- **Exercise prompt**
Every entry that follows should be repeated exactly; drop the images.

=======

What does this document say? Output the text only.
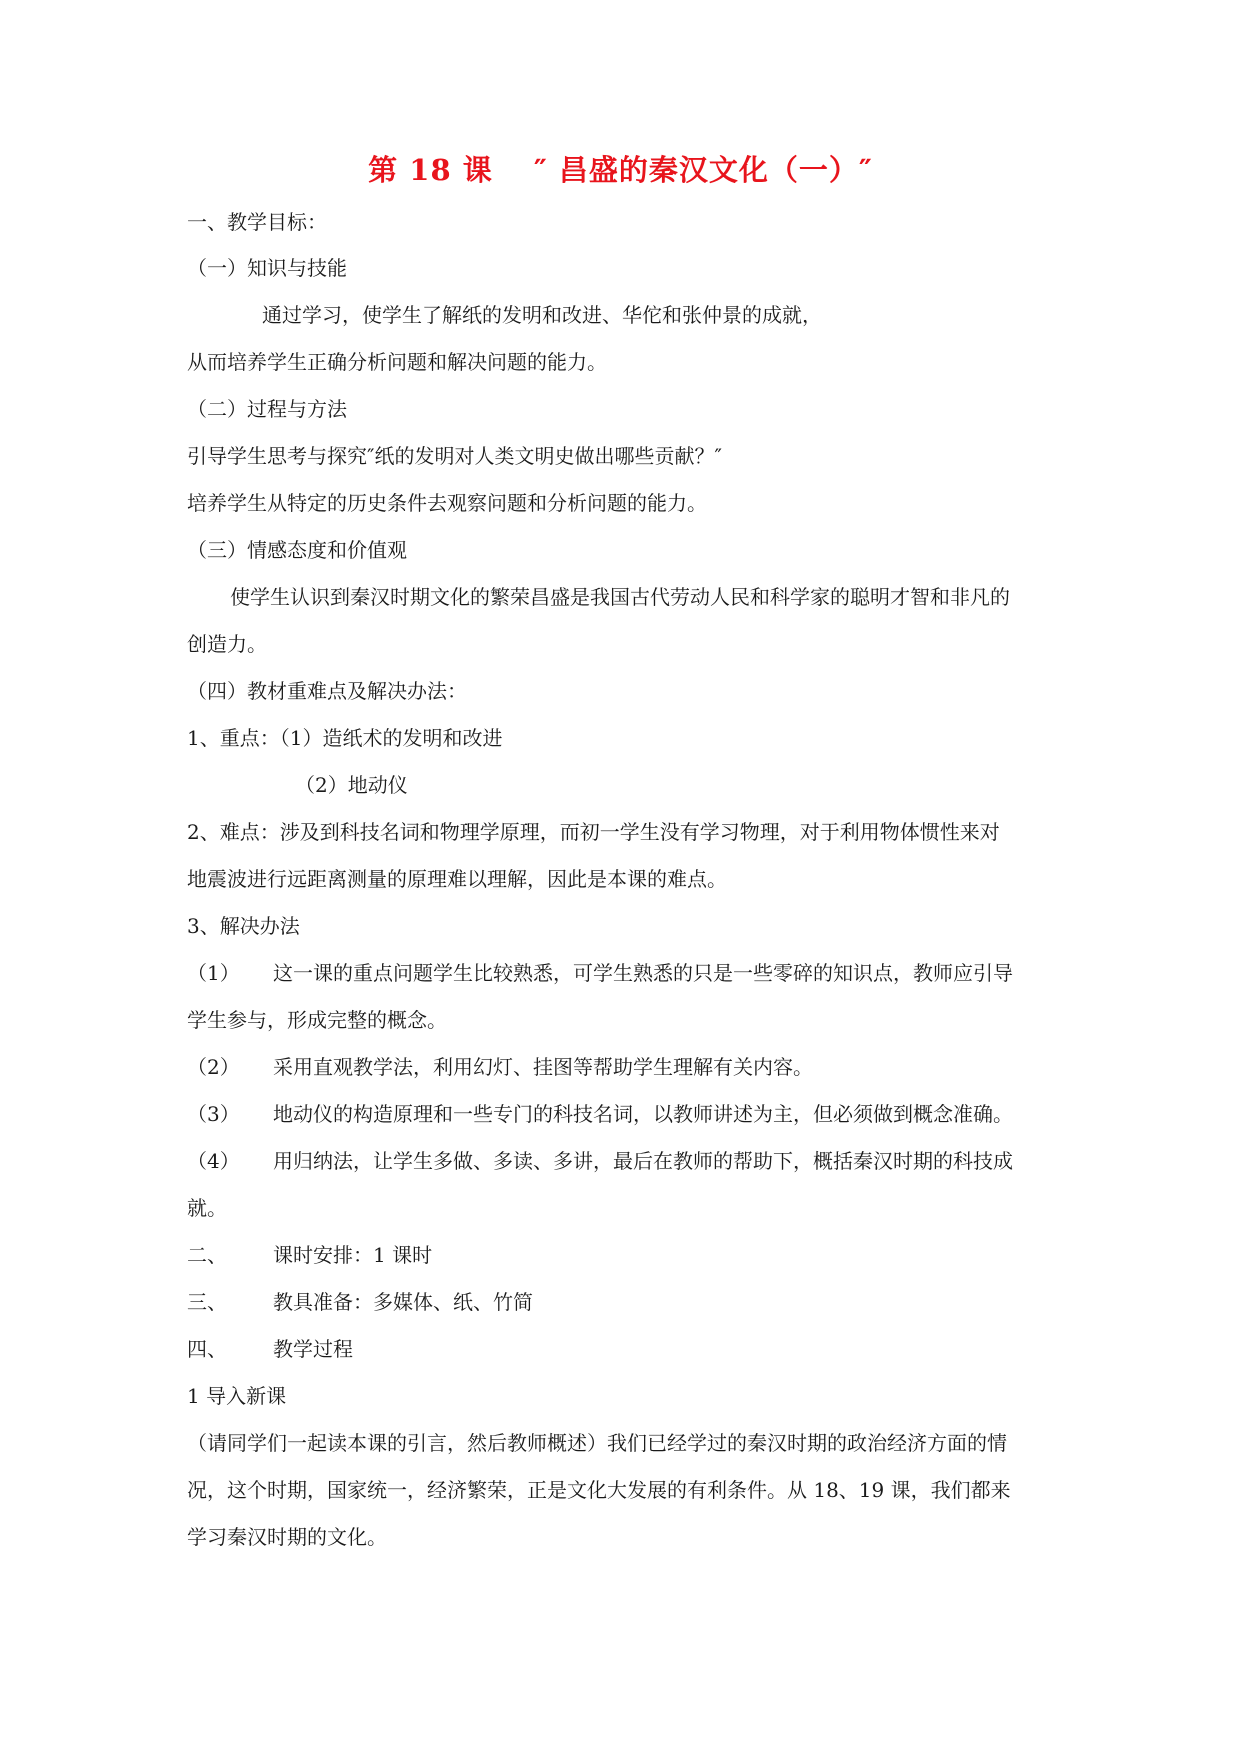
第 18 课　 ″ 昌盛的秦汉文化（一）″
一、教学目标：
（一）知识与技能
通过学习，使学生了解纸的发明和改进、华佗和张仲景的成就，
从而培养学生正确分析问题和解决问题的能力。
（二）过程与方法
引导学生思考与探究″纸的发明对人类文明史做出哪些贡献？″
培养学生从特定的历史条件去观察问题和分析问题的能力。
（三）情感态度和价值观
使学生认识到秦汉时期文化的繁荣昌盛是我国古代劳动人民和科学家的聪明才智和非凡的
创造力。
（四）教材重难点及解决办法：
1、重点：（1）造纸术的发明和改进
（2）地动仪
2、难点：涉及到科技名词和物理学原理，而初一学生没有学习物理，对于利用物体惯性来对
地震波进行远距离测量的原理难以理解，因此是本课的难点。
3、解决办法
（1） 这一课的重点问题学生比较熟悉，可学生熟悉的只是一些零碎的知识点，教师应引导
学生参与，形成完整的概念。
（2） 采用直观教学法，利用幻灯、挂图等帮助学生理解有关内容。
（3） 地动仪的构造原理和一些专门的科技名词，以教师讲述为主，但必须做到概念准确。
（4） 用归纳法，让学生多做、多读、多讲，最后在教师的帮助下，概括秦汉时期的科技成
就。
二、 课时安排：1 课时
三、 教具准备：多媒体、纸、竹简
四、 教学过程
1 导入新课
（请同学们一起读本课的引言，然后教师概述）我们已经学过的秦汉时期的政治经济方面的情
况，这个时期，国家统一，经济繁荣，正是文化大发展的有利条件。从 18、19 课，我们都来
学习秦汉时期的文化。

=======

- **Written response**
What does this document say? Output the text only.
第 18 课　 ″ 昌盛的秦汉文化（一）″
一、教学目标：
（一）知识与技能
通过学习，使学生了解纸的发明和改进、华佗和张仲景的成就，
从而培养学生正确分析问题和解决问题的能力。
（二）过程与方法
引导学生思考与探究″纸的发明对人类文明史做出哪些贡献？″
培养学生从特定的历史条件去观察问题和分析问题的能力。
（三）情感态度和价值观
使学生认识到秦汉时期文化的繁荣昌盛是我国古代劳动人民和科学家的聪明才智和非凡的
创造力。
（四）教材重难点及解决办法：
1、重点：（1）造纸术的发明和改进
（2）地动仪
2、难点：涉及到科技名词和物理学原理，而初一学生没有学习物理，对于利用物体惯性来对
地震波进行远距离测量的原理难以理解，因此是本课的难点。
3、解决办法
（1） 这一课的重点问题学生比较熟悉，可学生熟悉的只是一些零碎的知识点，教师应引导
学生参与，形成完整的概念。
（2） 采用直观教学法，利用幻灯、挂图等帮助学生理解有关内容。
（3） 地动仪的构造原理和一些专门的科技名词，以教师讲述为主，但必须做到概念准确。
（4） 用归纳法，让学生多做、多读、多讲，最后在教师的帮助下，概括秦汉时期的科技成
就。
二、 课时安排：1 课时
三、 教具准备：多媒体、纸、竹简
四、 教学过程
1 导入新课
（请同学们一起读本课的引言，然后教师概述）我们已经学过的秦汉时期的政治经济方面的情
况，这个时期，国家统一，经济繁荣，正是文化大发展的有利条件。从 18、19 课，我们都来
学习秦汉时期的文化。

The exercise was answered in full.